**Data**
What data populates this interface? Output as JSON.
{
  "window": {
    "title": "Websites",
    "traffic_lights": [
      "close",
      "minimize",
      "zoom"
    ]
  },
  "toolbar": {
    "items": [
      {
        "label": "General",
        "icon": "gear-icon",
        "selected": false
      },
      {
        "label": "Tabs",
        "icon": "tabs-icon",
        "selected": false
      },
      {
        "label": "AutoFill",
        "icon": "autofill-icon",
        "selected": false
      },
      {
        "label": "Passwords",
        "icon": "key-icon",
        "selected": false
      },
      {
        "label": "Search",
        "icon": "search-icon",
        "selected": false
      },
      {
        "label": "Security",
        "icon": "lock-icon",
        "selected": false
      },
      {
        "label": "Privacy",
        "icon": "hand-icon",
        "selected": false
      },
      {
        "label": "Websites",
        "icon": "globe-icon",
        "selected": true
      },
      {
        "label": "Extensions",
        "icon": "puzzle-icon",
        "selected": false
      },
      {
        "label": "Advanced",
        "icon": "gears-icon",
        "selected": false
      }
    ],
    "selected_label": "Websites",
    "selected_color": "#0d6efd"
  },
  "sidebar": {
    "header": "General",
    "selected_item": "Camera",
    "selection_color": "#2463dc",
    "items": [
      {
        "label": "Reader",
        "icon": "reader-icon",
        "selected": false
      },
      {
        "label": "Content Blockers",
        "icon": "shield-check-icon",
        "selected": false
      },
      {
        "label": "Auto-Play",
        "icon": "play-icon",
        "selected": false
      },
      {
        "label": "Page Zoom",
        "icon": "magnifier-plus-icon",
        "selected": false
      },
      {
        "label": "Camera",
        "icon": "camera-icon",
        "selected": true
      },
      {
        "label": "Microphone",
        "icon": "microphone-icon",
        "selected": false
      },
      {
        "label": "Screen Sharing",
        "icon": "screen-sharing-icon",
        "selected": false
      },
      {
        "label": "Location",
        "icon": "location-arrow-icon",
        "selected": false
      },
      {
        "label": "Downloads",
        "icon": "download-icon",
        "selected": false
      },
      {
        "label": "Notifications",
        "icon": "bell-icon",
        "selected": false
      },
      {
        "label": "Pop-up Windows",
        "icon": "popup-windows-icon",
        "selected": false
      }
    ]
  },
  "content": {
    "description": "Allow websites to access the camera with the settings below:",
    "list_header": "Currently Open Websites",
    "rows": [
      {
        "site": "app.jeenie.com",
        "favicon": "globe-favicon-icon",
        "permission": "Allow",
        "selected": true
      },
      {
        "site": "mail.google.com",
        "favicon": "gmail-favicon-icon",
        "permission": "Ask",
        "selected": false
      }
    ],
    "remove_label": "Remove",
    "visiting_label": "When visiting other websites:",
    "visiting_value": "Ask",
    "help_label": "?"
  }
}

**Written task**
Give only the number of lines that include the word "Allow".

**Exercise response**
2